*** RECORDS FOR PROCESSING ***

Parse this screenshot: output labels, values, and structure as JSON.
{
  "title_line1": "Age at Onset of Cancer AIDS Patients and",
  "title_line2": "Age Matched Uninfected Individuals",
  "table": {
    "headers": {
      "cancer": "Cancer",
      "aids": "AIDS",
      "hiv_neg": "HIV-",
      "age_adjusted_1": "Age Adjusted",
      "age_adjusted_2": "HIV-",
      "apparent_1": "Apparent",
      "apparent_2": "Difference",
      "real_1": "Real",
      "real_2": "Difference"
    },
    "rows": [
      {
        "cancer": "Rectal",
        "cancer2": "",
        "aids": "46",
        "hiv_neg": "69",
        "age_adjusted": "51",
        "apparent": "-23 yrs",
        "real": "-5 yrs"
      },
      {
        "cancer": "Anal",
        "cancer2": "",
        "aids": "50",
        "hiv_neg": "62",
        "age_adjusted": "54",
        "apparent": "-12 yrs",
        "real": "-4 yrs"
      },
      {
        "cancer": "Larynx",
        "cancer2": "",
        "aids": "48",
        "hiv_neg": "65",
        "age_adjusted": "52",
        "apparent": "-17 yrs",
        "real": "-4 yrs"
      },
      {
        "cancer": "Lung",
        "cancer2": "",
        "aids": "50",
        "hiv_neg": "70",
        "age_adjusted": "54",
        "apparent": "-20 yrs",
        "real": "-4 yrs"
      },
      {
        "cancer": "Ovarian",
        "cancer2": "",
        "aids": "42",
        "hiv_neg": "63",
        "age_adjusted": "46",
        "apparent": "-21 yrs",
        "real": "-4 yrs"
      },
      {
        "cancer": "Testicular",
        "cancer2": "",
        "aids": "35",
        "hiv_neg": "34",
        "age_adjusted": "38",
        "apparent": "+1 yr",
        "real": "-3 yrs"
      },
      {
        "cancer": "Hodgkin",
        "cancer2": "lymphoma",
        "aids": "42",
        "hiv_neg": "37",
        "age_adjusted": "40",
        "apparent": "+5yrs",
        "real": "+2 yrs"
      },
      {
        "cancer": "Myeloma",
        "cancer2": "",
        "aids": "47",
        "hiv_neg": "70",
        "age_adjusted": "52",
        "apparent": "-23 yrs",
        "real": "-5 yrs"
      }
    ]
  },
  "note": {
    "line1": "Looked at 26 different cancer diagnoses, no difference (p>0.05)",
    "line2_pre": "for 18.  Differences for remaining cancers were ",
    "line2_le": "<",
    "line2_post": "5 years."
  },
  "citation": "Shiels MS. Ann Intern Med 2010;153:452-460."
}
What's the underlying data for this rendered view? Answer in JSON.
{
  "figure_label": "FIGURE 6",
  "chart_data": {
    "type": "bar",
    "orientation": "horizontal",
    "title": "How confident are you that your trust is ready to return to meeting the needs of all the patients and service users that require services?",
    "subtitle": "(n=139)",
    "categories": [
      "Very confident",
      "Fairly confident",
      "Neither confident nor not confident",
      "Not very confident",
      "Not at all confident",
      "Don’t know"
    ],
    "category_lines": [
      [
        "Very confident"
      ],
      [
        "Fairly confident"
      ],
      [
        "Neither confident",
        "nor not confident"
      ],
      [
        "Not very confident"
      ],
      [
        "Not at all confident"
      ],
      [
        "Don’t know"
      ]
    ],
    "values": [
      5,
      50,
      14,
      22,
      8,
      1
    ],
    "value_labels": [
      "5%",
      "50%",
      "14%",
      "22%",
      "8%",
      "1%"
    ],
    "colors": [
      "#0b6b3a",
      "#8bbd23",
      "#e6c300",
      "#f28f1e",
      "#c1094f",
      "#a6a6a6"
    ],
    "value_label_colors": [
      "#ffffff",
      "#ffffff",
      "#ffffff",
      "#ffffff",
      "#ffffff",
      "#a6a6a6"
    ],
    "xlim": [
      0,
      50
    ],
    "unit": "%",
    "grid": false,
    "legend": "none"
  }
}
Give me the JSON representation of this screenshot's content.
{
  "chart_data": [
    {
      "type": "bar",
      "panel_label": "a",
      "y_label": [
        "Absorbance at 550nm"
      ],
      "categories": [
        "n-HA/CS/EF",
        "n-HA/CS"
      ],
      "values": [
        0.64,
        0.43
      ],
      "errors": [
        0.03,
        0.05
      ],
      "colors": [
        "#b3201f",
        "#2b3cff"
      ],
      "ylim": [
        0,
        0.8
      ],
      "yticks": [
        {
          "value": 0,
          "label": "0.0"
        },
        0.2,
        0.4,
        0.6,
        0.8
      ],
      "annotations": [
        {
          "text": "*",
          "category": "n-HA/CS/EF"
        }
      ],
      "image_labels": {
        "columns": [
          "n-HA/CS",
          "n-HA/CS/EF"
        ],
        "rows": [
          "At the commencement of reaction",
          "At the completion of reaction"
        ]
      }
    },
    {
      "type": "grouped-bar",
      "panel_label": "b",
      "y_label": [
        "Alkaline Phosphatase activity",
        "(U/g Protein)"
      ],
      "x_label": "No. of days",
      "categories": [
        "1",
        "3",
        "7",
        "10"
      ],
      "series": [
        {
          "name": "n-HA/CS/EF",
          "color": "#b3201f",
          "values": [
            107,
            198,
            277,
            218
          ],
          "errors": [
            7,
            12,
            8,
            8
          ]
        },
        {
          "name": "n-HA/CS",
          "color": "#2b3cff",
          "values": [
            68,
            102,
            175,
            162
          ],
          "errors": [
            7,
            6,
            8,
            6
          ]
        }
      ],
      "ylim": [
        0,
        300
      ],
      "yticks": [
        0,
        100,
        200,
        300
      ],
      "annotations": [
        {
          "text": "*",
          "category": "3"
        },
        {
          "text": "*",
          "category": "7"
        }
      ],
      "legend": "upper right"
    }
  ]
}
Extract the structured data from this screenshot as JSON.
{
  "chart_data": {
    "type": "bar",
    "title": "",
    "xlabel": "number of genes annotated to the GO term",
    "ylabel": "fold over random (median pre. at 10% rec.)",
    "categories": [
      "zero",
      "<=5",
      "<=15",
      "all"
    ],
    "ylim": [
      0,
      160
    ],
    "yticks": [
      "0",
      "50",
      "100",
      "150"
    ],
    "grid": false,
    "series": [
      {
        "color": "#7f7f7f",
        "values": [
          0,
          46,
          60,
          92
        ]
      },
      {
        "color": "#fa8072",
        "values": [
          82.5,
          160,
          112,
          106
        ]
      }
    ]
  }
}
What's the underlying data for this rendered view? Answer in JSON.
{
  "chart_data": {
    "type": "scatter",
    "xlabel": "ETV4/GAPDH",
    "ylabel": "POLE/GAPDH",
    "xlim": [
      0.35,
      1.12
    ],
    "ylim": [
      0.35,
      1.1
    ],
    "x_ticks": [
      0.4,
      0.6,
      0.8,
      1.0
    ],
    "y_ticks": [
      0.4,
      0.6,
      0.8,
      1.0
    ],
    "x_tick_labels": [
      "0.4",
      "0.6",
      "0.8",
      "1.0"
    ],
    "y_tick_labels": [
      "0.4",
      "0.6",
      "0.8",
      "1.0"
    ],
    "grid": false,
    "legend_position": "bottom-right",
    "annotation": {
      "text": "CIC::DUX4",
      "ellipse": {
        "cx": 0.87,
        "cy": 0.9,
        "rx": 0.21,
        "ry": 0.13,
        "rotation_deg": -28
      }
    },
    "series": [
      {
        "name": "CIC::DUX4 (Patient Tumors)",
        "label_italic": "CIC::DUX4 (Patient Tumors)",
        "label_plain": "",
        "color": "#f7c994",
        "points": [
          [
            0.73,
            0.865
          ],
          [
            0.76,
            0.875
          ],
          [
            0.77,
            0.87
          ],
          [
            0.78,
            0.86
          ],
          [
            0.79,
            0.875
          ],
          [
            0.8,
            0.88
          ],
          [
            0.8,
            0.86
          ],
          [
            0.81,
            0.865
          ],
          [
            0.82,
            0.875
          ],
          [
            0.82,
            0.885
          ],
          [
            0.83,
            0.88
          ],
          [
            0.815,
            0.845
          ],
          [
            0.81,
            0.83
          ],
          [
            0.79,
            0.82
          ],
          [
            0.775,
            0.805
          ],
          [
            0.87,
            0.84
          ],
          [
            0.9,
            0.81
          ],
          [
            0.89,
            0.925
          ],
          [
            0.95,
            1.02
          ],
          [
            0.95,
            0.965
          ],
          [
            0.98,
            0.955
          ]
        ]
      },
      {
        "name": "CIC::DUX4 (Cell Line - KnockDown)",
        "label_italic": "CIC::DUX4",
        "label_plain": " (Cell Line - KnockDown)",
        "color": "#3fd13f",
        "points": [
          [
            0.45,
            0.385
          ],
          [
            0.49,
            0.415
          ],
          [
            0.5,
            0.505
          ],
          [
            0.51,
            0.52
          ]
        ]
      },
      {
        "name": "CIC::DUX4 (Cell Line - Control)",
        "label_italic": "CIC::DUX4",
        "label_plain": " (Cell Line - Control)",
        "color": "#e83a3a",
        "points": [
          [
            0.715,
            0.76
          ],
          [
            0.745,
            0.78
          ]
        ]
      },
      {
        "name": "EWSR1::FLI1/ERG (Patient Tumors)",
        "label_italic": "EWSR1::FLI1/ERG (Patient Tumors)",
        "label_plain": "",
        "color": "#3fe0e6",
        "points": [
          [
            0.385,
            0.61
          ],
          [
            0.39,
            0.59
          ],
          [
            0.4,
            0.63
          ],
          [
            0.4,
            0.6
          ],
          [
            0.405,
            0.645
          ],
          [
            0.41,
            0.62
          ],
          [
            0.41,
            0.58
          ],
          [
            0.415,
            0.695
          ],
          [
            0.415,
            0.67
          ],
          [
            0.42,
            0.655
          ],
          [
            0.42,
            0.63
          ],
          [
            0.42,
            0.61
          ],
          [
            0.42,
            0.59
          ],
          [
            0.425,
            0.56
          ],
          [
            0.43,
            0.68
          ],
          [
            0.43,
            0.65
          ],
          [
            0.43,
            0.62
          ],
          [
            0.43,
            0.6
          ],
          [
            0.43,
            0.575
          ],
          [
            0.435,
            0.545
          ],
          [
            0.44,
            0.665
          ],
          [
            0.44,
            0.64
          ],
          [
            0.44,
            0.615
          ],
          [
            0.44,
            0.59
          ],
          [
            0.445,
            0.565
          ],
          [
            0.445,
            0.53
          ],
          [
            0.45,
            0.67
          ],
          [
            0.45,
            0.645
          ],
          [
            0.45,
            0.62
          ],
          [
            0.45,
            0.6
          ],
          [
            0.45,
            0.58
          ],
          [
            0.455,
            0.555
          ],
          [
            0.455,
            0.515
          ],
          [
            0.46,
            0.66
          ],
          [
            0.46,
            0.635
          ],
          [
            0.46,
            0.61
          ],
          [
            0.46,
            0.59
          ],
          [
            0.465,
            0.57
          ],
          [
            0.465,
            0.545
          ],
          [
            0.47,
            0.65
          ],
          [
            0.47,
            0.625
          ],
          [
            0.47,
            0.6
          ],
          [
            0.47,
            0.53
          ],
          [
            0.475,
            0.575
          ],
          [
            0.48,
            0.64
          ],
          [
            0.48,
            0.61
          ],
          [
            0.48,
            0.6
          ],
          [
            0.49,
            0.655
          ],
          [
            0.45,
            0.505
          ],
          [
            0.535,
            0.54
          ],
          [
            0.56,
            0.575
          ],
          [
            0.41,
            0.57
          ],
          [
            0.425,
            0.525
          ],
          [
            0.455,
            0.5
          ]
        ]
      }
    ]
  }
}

*** End of RECORDS FOR PROCESSING ***

● **TASK TO COMPLETE**: Filter the entries above down to the lines that contain "reaction".

● **EXERCISE RESULT**:
          "At the commencement of reaction",
          "At the completion of reaction"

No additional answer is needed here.